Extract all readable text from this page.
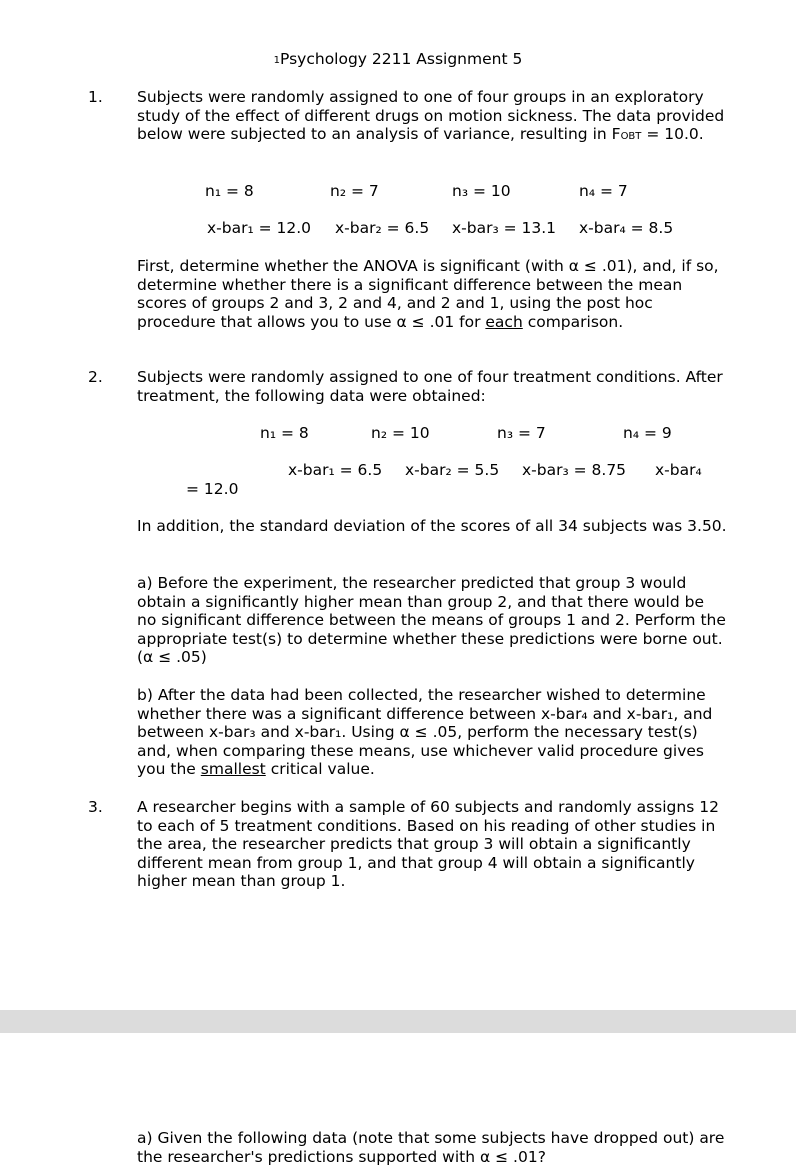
1Psychology 2211 Assignment 5
1. Subjects were randomly assigned to one of four groups in an exploratory study of the effect of different drugs on motion sickness. The data provided below were subjected to an analysis of variance, resulting in FOBT = 10.0.

n₁ = 8	n₂ = 7	n₃ = 10	n₄ = 7
x-bar₁ = 12.0 x-bar₂ = 6.5 x-bar₃ = 13.1 x-bar₄ = 8.5

First, determine whether the ANOVA is significant (with α ≤ .01), and, if so, determine whether there is a significant difference between the mean scores of groups 2 and 3, 2 and 4, and 2 and 1, using the post hoc procedure that allows you to use α ≤ .01 for each comparison.

2. Subjects were randomly assigned to one of four treatment conditions. After treatment, the following data were obtained:

n₁ = 8	n₂ = 10	n₃ = 7	n₄ = 9
x-bar₁ = 6.5 x-bar₂ = 5.5 x-bar₃ = 8.75 x-bar₄
= 12.0

In addition, the standard deviation of the scores of all 34 subjects was 3.50.

a) Before the experiment, the researcher predicted that group 3 would obtain a significantly higher mean than group 2, and that there would be no significant difference between the means of groups 1 and 2. Perform the appropriate test(s) to determine whether these predictions were borne out. (α ≤ .05)

b) After the data had been collected, the researcher wished to determine whether there was a significant difference between x-bar₄ and x-bar₁, and between x-bar₃ and x-bar₁. Using α ≤ .05, perform the necessary test(s) and, when comparing these means, use whichever valid procedure gives you the smallest critical value.

3. A researcher begins with a sample of 60 subjects and randomly assigns 12 to each of 5 treatment conditions. Based on his reading of other studies in the area, the researcher predicts that group 3 will obtain a significantly different mean from group 1, and that group 4 will obtain a significantly higher mean than group 1.

a) Given the following data (note that some subjects have dropped out) are the researcher's predictions supported with α ≤ .01?
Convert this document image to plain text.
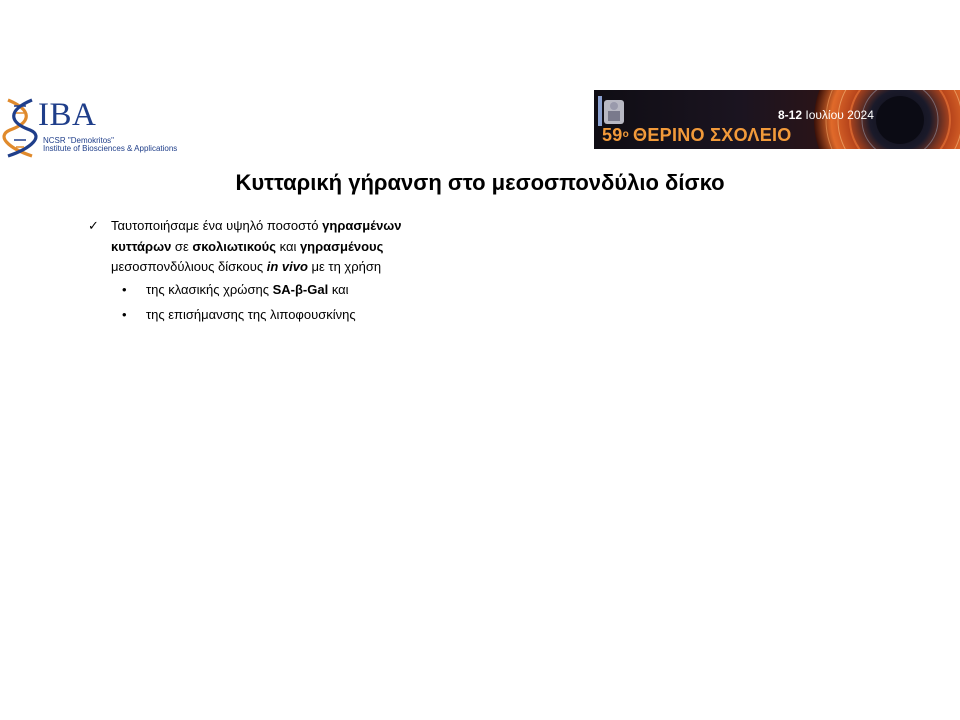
IBA
NCSR "Demokritos"
Institute of Biosciences & Applications
8-12 Ιουλίου 2024
$59^o$ ΘΕΡΙΝΟ ΣΧΟΛΕΙΟ
Κυτταρική γήρανση στο μεσοσπονδύλιο δίσκο
✓ Ταυτοποιήσαμε ένα υψηλό ποσοστό γηρασμένων
κυττάρων σε σκολιωτικούς και γηρασμένους
μεσοσπονδύλιους δίσκους in vivo με τη χρήση
• της κλασικής χρώσης SA-β-Gal και
• της επισήμανσης της λιποφουσκίνης
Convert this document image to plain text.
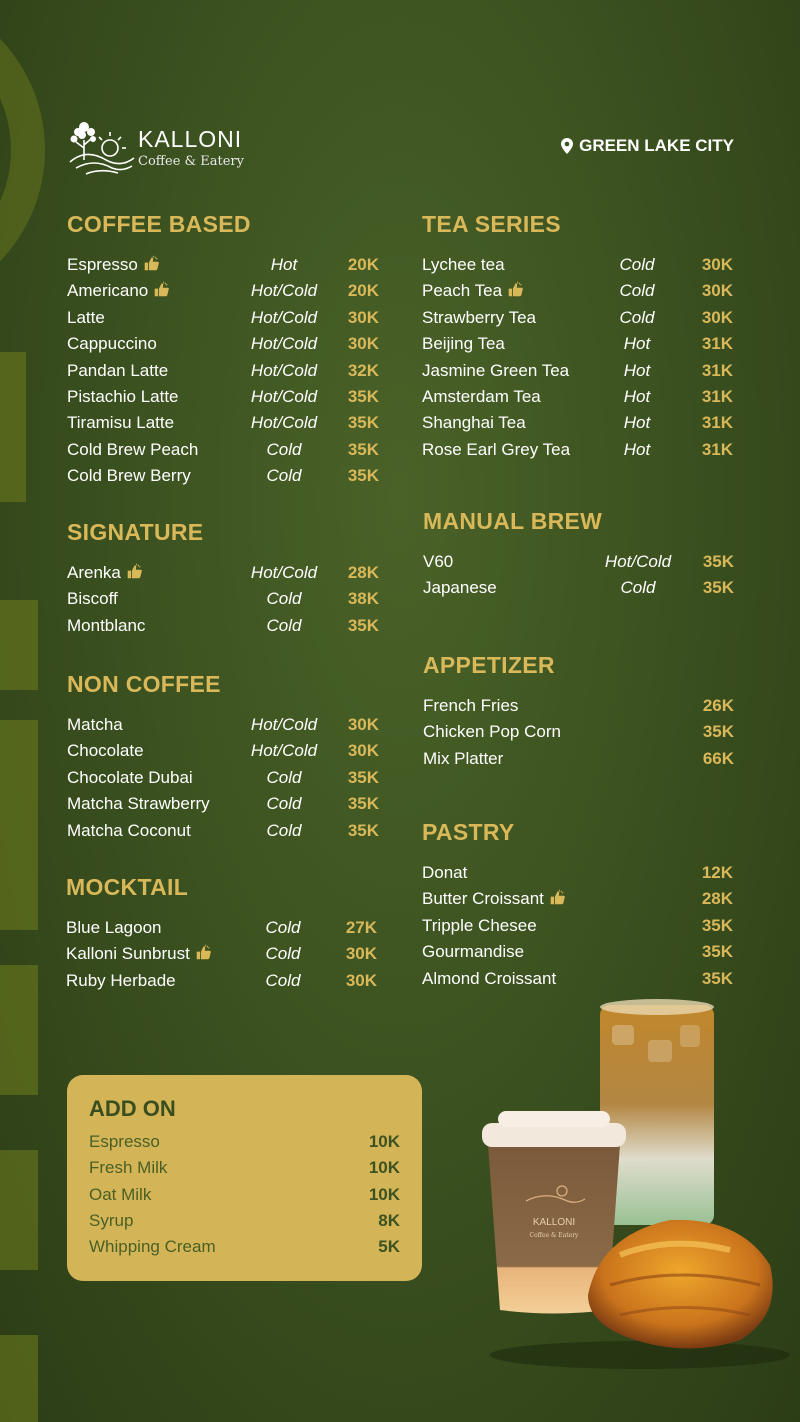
KALLONI
Coffee & Eatery
GREEN LAKE CITY
COFFEE BASED
Espresso	Hot	20K
Americano	Hot/Cold	20K
Latte	Hot/Cold	30K
Cappuccino	Hot/Cold	30K
Pandan Latte	Hot/Cold	32K
Pistachio Latte	Hot/Cold	35K
Tiramisu Latte	Hot/Cold	35K
Cold Brew Peach	Cold	35K
Cold Brew Berry	Cold	35K
SIGNATURE
Arenka	Hot/Cold	28K
Biscoff	Cold	38K
Montblanc	Cold	35K
NON COFFEE
Matcha	Hot/Cold	30K
Chocolate	Hot/Cold	30K
Chocolate Dubai	Cold	35K
Matcha Strawberry	Cold	35K
Matcha Coconut	Cold	35K
MOCKTAIL
Blue Lagoon	Cold	27K
Kalloni Sunbrust	Cold	30K
Ruby Herbade	Cold	30K
TEA SERIES
Lychee tea	Cold	30K
Peach Tea	Cold	30K
Strawberry Tea	Cold	30K
Beijing Tea	Hot	31K
Jasmine Green Tea	Hot	31K
Amsterdam Tea	Hot	31K
Shanghai Tea	Hot	31K
Rose Earl Grey Tea	Hot	31K
MANUAL BREW
V60	Hot/Cold	35K
Japanese	Cold	35K
APPETIZER
French Fries	26K
Chicken Pop Corn	35K
Mix Platter	66K
PASTRY
Donat	12K
Butter Croissant	28K
Tripple Chesee	35K
Gourmandise	35K
Almond Croissant	35K
ADD ON
Espresso	10K
Fresh Milk	10K
Oat Milk	10K
Syrup	8K
Whipping Cream	5K
KALLONI
Coffee & Eatery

● ● ●

- Your goal -
Read through the data and copy every line where "assigned" shows up.

- Completed task -
1. Subjects were randomly assigned to one of four groups in an exploratory study of the effect of different drugs on motion sickness. The data provided below were subjected to an analysis of variance, resulting in FOBT = 10.0.
2. Subjects were randomly assigned to one of four treatment conditions. After treatment, the following data were obtained:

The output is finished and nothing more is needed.